# Text block
#####

I in every day life have started to wear nail polish all the time on my hands, even at work where I have support of the management, and one of my workmates has been most encouraging, to the point of daring me to wear a full face makeup in one day... I am sooo tempted to do that, but I am not sure how management or customers would feel about that one.
Just a little confusing

Friday 8 December 2017

Its been a tough year

I have not posted this year as much as I wanted to because being a part time girl who is questioning if I should stay part time, or go further has taken a bit of a toll on me, but also due to every day things such as work and my daily boy life, I have had little opportunities this year to actually spend much time as Tia..
  I have also put my femme side on hold a bit as earlier in the year I got some really bad news from family, in that a family member who I am extremely close too got some pretty shocking and sad medical news that has put a lot of things planned on hold as we deal with this as a family.
  That said, with 2017 drawing to a close, I do hope 2018 will bring a better one ;)

Tia

It's been ages..

Hiya again lovelies,   I know it has been ages since I posted anything, and I feel pretty bad about it, but hopefully this will change going forwards and I will post more as my road keeps going forward.

  Part of my lack of posting is that I haven't really dressed a whole lot, partly because I am going through a patch where when I dress, I feel content, relaxed and all is right with the world, and dread leaving my fem side for the real world, so instead of dressing ive left Tia hanging in the wardrobe while ive battled with a couple of personal issues, and also the issue of do I want Tia to be more than an occasional part of me.
  Let me mention right now a dream that for a long time was a very occasional reoccurring dream, that over the last few months has become a lot more frequent and vivid in detail.
  Since the dream first started, its been looking out through the eyes of a bride getting ready on her big day to walking down the isle,  but initially it was very brief, and lots of detail was missing, and when walking down the isle it stopped about 3 steps away from the other person.  But over the last couple of months especially it has become very very explicit in the detail and the fact that the bride is me.

#####

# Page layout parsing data
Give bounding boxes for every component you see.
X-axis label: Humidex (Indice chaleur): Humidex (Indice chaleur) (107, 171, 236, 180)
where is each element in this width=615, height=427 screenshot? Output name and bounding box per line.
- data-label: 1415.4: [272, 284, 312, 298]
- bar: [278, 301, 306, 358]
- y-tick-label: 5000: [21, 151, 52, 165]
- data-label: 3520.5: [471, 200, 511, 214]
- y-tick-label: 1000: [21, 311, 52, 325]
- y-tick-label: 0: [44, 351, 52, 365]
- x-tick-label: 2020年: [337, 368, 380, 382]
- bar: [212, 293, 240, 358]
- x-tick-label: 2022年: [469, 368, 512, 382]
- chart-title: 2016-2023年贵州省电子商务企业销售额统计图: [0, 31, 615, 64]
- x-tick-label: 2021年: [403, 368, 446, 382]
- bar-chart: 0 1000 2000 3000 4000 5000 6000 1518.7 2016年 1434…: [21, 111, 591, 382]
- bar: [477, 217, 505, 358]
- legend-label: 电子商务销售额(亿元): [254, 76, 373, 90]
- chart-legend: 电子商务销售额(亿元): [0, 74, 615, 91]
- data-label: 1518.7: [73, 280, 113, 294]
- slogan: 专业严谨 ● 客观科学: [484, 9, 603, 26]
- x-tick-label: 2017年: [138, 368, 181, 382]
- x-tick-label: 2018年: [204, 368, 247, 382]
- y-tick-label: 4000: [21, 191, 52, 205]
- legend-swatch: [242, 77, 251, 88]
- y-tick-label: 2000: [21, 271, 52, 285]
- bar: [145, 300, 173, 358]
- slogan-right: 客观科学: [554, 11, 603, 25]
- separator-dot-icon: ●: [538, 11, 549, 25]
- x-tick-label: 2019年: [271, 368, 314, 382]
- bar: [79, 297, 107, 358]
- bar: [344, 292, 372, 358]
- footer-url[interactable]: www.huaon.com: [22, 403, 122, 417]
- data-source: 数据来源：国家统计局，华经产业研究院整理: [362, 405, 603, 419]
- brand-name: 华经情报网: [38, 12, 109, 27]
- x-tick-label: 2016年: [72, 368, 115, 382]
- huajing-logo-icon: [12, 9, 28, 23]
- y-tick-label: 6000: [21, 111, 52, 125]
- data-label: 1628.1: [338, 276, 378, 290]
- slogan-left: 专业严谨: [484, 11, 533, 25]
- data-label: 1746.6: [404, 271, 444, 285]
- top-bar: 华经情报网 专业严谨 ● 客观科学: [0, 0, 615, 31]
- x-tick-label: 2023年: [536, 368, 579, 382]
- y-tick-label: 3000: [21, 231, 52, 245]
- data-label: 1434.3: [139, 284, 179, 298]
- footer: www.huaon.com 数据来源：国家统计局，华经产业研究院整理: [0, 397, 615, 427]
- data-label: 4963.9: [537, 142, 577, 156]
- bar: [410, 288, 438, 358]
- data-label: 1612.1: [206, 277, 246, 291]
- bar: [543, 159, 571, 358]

#####

Repeat the blog text word for word, from start to finish. The entries aren't needed for this.

I in every day life have started to wear nail polish all the time on my hands, even at work where I have support of the management, and one of my workmates has been most encouraging, to the point of daring me to wear a full face makeup in one day... I am sooo tempted to do that, but I am not sure how management or customers would feel about that one.
Just a little confusing

Friday 8 December 2017

Its been a tough year

I have not posted this year as much as I wanted to because being a part time girl who is questioning if I should stay part time, or go further has taken a bit of a toll on me, but also due to every day things such as work and my daily boy life, I have had little opportunities this year to actually spend much time as Tia..
  I have also put my femme side on hold a bit as earlier in the year I got some really bad news from family, in that a family member who I am extremely close too got some pretty shocking and sad medical news that has put a lot of things planned on hold as we deal with this as a family.
  That said, with 2017 drawing to a close, I do hope 2018 will bring a better one ;)

Tia

It's been ages..

Hiya again lovelies,   I know it has been ages since I posted anything, and I feel pretty bad about it, but hopefully this will change going forwards and I will post more as my road keeps going forward.

  Part of my lack of posting is that I haven't really dressed a whole lot, partly because I am going through a patch where when I dress, I feel content, relaxed and all is right with the world, and dread leaving my fem side for the real world, so instead of dressing ive left Tia hanging in the wardrobe while ive battled with a couple of personal issues, and also the issue of do I want Tia to be more than an occasional part of me.
  Let me mention right now a dream that for a long time was a very occasional reoccurring dream, that over the last few months has become a lot more frequent and vivid in detail.
  Since the dream first started, its been looking out through the eyes of a bride getting ready on her big day to walking down the isle,  but initially it was very brief, and lots of detail was missing, and when walking down the isle it stopped about 3 steps away from the other person.  But over the last couple of months especially it has become very very explicit in the detail and the fact that the bride is me.